#### PROMPT
Look through the listing for the word "United". Copy each line that has it.

++++ MATERIAL PROVIDED ++++

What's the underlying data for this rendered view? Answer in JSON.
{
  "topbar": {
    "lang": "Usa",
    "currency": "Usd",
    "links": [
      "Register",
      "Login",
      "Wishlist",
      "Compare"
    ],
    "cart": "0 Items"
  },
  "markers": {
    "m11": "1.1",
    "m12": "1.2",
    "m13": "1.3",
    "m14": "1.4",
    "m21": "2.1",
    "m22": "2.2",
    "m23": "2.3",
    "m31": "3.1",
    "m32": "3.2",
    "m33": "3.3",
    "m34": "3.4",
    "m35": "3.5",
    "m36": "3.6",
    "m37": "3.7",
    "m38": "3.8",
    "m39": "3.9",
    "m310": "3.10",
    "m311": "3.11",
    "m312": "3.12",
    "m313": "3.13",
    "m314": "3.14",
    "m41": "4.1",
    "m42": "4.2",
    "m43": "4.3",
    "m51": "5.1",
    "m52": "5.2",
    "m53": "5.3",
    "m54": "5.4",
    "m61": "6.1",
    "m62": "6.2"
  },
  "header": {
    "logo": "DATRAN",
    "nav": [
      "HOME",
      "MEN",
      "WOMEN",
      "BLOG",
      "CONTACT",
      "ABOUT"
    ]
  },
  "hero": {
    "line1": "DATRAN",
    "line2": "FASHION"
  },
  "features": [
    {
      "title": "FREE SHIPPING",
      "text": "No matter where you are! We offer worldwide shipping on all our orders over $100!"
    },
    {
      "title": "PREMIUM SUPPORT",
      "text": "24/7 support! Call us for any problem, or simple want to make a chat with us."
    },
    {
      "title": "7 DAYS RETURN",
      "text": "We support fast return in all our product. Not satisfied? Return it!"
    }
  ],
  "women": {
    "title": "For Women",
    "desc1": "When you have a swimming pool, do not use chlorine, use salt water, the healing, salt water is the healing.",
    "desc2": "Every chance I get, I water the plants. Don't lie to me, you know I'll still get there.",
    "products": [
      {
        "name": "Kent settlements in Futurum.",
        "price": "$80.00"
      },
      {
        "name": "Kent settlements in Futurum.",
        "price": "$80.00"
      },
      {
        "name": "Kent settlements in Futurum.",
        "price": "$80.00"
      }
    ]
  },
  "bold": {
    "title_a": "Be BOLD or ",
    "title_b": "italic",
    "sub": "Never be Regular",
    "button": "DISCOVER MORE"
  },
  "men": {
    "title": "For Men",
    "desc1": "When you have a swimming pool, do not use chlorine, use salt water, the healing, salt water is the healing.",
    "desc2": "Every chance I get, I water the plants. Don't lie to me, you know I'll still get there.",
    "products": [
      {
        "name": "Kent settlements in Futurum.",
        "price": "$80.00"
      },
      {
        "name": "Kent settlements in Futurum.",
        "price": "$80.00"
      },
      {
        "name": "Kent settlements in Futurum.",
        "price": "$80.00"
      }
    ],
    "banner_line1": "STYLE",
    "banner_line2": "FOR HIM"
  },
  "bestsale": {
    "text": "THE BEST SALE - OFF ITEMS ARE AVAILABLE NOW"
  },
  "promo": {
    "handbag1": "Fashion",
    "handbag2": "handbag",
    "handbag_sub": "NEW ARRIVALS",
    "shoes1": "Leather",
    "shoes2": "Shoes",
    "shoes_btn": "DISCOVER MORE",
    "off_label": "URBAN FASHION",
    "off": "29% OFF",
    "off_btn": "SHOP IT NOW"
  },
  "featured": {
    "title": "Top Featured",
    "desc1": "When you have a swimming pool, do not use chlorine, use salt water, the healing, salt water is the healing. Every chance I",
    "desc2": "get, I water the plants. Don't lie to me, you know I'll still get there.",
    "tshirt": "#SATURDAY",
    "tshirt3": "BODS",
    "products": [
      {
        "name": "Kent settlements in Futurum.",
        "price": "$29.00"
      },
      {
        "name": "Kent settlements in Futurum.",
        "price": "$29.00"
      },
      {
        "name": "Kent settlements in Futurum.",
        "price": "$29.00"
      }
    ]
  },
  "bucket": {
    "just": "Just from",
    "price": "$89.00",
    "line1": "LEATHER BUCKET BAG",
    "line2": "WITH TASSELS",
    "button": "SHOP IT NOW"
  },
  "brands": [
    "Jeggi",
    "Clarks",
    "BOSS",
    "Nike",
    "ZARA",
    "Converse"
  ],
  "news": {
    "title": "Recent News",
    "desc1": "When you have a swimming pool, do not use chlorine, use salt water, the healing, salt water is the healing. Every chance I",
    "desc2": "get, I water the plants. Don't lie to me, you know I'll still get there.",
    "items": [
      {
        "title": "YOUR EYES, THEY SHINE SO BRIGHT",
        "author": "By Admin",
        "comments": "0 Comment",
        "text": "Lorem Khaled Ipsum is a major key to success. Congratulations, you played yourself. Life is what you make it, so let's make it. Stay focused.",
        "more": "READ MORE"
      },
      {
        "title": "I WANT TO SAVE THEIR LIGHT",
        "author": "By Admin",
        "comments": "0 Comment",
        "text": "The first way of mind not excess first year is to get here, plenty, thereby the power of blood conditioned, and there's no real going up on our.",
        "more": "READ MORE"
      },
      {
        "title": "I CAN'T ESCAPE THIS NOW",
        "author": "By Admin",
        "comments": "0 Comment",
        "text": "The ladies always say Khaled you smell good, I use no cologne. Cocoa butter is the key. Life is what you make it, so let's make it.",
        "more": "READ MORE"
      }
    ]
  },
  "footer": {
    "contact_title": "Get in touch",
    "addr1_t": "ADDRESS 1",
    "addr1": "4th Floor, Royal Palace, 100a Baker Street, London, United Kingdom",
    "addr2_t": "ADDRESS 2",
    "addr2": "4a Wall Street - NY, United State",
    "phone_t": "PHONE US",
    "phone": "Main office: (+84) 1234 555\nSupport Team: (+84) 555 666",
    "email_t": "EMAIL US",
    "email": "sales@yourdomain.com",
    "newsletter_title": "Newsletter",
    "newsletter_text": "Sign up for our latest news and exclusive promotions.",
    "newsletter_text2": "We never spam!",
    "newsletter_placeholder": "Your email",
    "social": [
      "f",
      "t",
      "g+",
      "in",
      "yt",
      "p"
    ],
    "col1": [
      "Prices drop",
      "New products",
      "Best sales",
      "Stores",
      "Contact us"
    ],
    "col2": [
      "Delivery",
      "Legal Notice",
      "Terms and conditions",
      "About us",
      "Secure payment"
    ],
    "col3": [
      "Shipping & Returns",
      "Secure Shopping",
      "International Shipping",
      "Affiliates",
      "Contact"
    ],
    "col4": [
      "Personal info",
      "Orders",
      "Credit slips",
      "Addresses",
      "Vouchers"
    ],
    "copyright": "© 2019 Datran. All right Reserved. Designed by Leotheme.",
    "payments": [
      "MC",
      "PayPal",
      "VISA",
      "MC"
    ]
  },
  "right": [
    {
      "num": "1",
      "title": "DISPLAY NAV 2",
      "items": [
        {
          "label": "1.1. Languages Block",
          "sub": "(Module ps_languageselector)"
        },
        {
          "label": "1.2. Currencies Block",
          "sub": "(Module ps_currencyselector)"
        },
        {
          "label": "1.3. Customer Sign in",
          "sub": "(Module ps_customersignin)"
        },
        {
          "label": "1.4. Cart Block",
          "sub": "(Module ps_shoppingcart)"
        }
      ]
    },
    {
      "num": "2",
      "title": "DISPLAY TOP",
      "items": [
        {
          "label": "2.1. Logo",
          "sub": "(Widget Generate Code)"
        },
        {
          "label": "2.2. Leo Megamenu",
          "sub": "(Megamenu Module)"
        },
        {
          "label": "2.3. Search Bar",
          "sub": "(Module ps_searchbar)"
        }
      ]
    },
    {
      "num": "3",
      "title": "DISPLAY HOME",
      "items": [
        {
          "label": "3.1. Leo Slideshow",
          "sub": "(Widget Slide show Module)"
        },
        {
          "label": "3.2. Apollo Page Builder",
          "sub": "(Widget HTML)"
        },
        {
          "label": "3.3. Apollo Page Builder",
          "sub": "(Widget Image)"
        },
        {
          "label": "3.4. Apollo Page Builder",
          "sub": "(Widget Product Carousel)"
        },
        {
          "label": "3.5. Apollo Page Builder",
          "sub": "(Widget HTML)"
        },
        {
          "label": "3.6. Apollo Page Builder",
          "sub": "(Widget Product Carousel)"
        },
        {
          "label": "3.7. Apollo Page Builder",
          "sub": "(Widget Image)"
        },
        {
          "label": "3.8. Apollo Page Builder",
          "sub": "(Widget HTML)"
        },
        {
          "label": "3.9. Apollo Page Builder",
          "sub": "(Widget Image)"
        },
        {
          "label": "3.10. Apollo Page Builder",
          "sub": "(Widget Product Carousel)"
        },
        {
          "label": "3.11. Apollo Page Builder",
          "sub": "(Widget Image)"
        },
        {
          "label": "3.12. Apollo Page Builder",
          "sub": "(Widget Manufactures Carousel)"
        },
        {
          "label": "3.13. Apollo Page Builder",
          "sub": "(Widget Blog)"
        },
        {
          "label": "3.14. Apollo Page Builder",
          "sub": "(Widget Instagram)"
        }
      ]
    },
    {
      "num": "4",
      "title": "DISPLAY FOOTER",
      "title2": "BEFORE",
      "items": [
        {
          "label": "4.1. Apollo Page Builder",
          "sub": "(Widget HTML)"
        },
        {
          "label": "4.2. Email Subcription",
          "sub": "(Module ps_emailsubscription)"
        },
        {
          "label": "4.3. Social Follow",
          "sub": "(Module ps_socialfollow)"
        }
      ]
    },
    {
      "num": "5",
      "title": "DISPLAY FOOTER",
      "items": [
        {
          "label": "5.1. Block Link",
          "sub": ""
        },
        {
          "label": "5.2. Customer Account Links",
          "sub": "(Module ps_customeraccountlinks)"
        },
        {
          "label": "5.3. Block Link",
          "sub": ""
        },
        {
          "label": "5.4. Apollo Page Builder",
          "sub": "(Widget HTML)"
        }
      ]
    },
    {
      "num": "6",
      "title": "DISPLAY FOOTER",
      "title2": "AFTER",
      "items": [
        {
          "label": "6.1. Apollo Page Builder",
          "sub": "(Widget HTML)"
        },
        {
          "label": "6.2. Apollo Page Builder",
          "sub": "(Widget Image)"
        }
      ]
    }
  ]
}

++++

#### ANSWER TO THIS TASK
    "addr1": "4th Floor, Royal Palace, 100a Baker Street, London, United Kingdom",
    "addr2": "4a Wall Street - NY, United State",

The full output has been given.